[START]

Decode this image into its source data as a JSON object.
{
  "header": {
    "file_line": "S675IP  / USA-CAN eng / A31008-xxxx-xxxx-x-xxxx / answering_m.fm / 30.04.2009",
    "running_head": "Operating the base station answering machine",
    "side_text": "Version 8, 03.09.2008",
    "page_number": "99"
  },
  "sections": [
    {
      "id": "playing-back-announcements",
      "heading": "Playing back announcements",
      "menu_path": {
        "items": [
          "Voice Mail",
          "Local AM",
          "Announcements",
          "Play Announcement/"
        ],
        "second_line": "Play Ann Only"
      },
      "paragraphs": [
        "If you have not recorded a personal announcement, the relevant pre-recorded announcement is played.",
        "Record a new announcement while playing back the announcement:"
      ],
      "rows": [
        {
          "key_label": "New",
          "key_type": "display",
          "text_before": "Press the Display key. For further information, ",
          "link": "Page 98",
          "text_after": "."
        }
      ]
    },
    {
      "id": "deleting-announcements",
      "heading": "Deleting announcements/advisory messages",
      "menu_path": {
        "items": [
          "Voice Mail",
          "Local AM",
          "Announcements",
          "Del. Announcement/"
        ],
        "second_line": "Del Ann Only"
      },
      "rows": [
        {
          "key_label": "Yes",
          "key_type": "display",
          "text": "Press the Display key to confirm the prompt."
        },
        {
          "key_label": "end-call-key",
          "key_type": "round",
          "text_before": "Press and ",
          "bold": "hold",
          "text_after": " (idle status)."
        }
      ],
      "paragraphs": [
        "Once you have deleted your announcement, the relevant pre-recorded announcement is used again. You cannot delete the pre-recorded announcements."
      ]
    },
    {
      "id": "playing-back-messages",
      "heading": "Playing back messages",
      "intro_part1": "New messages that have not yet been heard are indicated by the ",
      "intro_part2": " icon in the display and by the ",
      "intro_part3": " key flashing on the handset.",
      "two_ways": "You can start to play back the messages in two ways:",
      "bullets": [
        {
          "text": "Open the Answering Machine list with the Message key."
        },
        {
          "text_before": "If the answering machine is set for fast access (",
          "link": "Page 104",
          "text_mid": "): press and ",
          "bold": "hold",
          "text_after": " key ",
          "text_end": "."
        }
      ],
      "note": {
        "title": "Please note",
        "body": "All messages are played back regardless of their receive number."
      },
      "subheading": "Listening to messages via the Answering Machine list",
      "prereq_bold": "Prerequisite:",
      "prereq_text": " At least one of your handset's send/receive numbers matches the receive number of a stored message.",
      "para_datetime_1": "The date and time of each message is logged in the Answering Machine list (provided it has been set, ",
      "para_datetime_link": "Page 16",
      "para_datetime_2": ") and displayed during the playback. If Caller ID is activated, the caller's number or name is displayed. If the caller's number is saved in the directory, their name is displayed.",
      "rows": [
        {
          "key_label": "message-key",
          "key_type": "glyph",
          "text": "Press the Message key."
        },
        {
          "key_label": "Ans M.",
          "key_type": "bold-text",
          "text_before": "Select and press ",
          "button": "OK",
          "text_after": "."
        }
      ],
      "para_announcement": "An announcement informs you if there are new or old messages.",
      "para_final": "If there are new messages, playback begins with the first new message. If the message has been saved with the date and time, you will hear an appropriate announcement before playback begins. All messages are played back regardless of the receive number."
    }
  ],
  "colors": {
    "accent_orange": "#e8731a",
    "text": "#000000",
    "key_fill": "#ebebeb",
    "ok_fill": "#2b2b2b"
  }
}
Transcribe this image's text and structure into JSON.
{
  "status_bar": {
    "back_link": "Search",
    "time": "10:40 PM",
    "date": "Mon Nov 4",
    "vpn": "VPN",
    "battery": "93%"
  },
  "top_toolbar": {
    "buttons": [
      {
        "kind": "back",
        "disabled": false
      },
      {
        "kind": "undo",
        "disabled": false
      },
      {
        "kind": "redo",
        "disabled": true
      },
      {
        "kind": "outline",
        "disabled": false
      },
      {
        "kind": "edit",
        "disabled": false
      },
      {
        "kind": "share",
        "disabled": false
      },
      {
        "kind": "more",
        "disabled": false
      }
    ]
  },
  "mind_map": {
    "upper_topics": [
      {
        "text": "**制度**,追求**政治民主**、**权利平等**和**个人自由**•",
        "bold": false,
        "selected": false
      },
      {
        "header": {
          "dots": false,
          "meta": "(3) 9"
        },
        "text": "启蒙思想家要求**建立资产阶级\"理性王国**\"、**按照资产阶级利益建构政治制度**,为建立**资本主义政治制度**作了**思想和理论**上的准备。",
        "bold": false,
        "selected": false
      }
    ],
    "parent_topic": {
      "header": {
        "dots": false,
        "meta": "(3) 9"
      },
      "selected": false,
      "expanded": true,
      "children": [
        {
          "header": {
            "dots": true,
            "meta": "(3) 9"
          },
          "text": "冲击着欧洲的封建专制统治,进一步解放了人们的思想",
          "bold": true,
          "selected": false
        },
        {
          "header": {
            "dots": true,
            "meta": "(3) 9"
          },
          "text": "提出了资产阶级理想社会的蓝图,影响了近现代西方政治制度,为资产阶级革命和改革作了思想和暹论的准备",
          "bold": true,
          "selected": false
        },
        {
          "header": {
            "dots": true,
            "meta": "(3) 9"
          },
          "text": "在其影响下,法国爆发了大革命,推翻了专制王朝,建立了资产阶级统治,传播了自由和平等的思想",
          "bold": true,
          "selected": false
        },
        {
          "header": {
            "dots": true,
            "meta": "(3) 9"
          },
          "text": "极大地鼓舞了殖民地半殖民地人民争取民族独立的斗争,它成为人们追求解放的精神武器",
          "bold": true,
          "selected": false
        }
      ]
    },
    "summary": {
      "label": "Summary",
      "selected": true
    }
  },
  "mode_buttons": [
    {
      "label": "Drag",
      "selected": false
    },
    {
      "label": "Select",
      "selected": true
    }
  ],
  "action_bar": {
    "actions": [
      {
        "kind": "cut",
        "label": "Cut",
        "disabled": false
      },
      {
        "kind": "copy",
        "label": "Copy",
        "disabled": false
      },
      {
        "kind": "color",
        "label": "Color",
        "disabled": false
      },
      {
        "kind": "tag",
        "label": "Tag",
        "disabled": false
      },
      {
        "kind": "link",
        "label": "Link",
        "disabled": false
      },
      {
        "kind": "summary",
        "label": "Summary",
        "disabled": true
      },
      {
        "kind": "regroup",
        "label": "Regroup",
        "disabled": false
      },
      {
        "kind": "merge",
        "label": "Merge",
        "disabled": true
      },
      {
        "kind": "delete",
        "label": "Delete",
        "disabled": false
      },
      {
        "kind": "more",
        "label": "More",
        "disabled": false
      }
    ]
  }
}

[END]

Transcribe all lines as written.

- [In response]:
Decode this image into its source data as a JSON object.
{
  "header": {
    "file_line": "S675IP  / USA-CAN eng / A31008-xxxx-xxxx-x-xxxx / answering_m.fm / 30.04.2009",
    "running_head": "Operating the base station answering machine",
    "side_text": "Version 8, 03.09.2008",
    "page_number": "99"
  },
  "sections": [
    {
      "id": "playing-back-announcements",
      "heading": "Playing back announcements",
      "menu_path": {
        "items": [
          "Voice Mail",
          "Local AM",
          "Announcements",
          "Play Announcement/"
        ],
        "second_line": "Play Ann Only"
      },
      "paragraphs": [
        "If you have not recorded a personal announcement, the relevant pre-recorded announcement is played.",
        "Record a new announcement while playing back the announcement:"
      ],
      "rows": [
        {
          "key_label": "New",
          "key_type": "display",
          "text_before": "Press the Display key. For further information, ",
          "link": "Page 98",
          "text_after": "."
        }
      ]
    },
    {
      "id": "deleting-announcements",
      "heading": "Deleting announcements/advisory messages",
      "menu_path": {
        "items": [
          "Voice Mail",
          "Local AM",
          "Announcements",
          "Del. Announcement/"
        ],
        "second_line": "Del Ann Only"
      },
      "rows": [
        {
          "key_label": "Yes",
          "key_type": "display",
          "text": "Press the Display key to confirm the prompt."
        },
        {
          "key_label": "end-call-key",
          "key_type": "round",
          "text_before": "Press and ",
          "bold": "hold",
          "text_after": " (idle status)."
        }
      ],
      "paragraphs": [
        "Once you have deleted your announcement, the relevant pre-recorded announcement is used again. You cannot delete the pre-recorded announcements."
      ]
    },
    {
      "id": "playing-back-messages",
      "heading": "Playing back messages",
      "intro_part1": "New messages that have not yet been heard are indicated by the ",
      "intro_part2": " icon in the display and by the ",
      "intro_part3": " key flashing on the handset.",
      "two_ways": "You can start to play back the messages in two ways:",
      "bullets": [
        {
          "text": "Open the Answering Machine list with the Message key."
        },
        {
          "text_before": "If the answering machine is set for fast access (",
          "link": "Page 104",
          "text_mid": "): press and ",
          "bold": "hold",
          "text_after": " key ",
          "text_end": "."
        }
      ],
      "note": {
        "title": "Please note",
        "body": "All messages are played back regardless of their receive number."
      },
      "subheading": "Listening to messages via the Answering Machine list",
      "prereq_bold": "Prerequisite:",
      "prereq_text": " At least one of your handset's send/receive numbers matches the receive number of a stored message.",
      "para_datetime_1": "The date and time of each message is logged in the Answering Machine list (provided it has been set, ",
      "para_datetime_link": "Page 16",
      "para_datetime_2": ") and displayed during the playback. If Caller ID is activated, the caller's number or name is displayed. If the caller's number is saved in the directory, their name is displayed.",
      "rows": [
        {
          "key_label": "message-key",
          "key_type": "glyph",
          "text": "Press the Message key."
        },
        {
          "key_label": "Ans M.",
          "key_type": "bold-text",
          "text_before": "Select and press ",
          "button": "OK",
          "text_after": "."
        }
      ],
      "para_announcement": "An announcement informs you if there are new or old messages.",
      "para_final": "If there are new messages, playback begins with the first new message. If the message has been saved with the date and time, you will hear an appropriate announcement before playback begins. All messages are played back regardless of the receive number."
    }
  ],
  "colors": {
    "accent_orange": "#e8731a",
    "text": "#000000",
    "key_fill": "#ebebeb",
    "ok_fill": "#2b2b2b"
  }
}
Transcribe this image's text and structure into JSON.
{
  "status_bar": {
    "back_link": "Search",
    "time": "10:40 PM",
    "date": "Mon Nov 4",
    "vpn": "VPN",
    "battery": "93%"
  },
  "top_toolbar": {
    "buttons": [
      {
        "kind": "back",
        "disabled": false
      },
      {
        "kind": "undo",
        "disabled": false
      },
      {
        "kind": "redo",
        "disabled": true
      },
      {
        "kind": "outline",
        "disabled": false
      },
      {
        "kind": "edit",
        "disabled": false
      },
      {
        "kind": "share",
        "disabled": false
      },
      {
        "kind": "more",
        "disabled": false
      }
    ]
  },
  "mind_map": {
    "upper_topics": [
      {
        "text": "**制度**,追求**政治民主**、**权利平等**和**个人自由**•",
        "bold": false,
        "selected": false
      },
      {
        "header": {
          "dots": false,
          "meta": "(3) 9"
        },
        "text": "启蒙思想家要求**建立资产阶级\"理性王国**\"、**按照资产阶级利益建构政治制度**,为建立**资本主义政治制度**作了**思想和理论**上的准备。",
        "bold": false,
        "selected": false
      }
    ],
    "parent_topic": {
      "header": {
        "dots": false,
        "meta": "(3) 9"
      },
      "selected": false,
      "expanded": true,
      "children": [
        {
          "header": {
            "dots": true,
            "meta": "(3) 9"
          },
          "text": "冲击着欧洲的封建专制统治,进一步解放了人们的思想",
          "bold": true,
          "selected": false
        },
        {
          "header": {
            "dots": true,
            "meta": "(3) 9"
          },
          "text": "提出了资产阶级理想社会的蓝图,影响了近现代西方政治制度,为资产阶级革命和改革作了思想和暹论的准备",
          "bold": true,
          "selected": false
        },
        {
          "header": {
            "dots": true,
            "meta": "(3) 9"
          },
          "text": "在其影响下,法国爆发了大革命,推翻了专制王朝,建立了资产阶级统治,传播了自由和平等的思想",
          "bold": true,
          "selected": false
        },
        {
          "header": {
            "dots": true,
            "meta": "(3) 9"
          },
          "text": "极大地鼓舞了殖民地半殖民地人民争取民族独立的斗争,它成为人们追求解放的精神武器",
          "bold": true,
          "selected": false
        }
      ]
    },
    "summary": {
      "label": "Summary",
      "selected": true
    }
  },
  "mode_buttons": [
    {
      "label": "Drag",
      "selected": false
    },
    {
      "label": "Select",
      "selected": true
    }
  ],
  "action_bar": {
    "actions": [
      {
        "kind": "cut",
        "label": "Cut",
        "disabled": false
      },
      {
        "kind": "copy",
        "label": "Copy",
        "disabled": false
      },
      {
        "kind": "color",
        "label": "Color",
        "disabled": false
      },
      {
        "kind": "tag",
        "label": "Tag",
        "disabled": false
      },
      {
        "kind": "link",
        "label": "Link",
        "disabled": false
      },
      {
        "kind": "summary",
        "label": "Summary",
        "disabled": true
      },
      {
        "kind": "regroup",
        "label": "Regroup",
        "disabled": false
      },
      {
        "kind": "merge",
        "label": "Merge",
        "disabled": true
      },
      {
        "kind": "delete",
        "label": "Delete",
        "disabled": false
      },
      {
        "kind": "more",
        "label": "More",
        "disabled": false
      }
    ]
  }
}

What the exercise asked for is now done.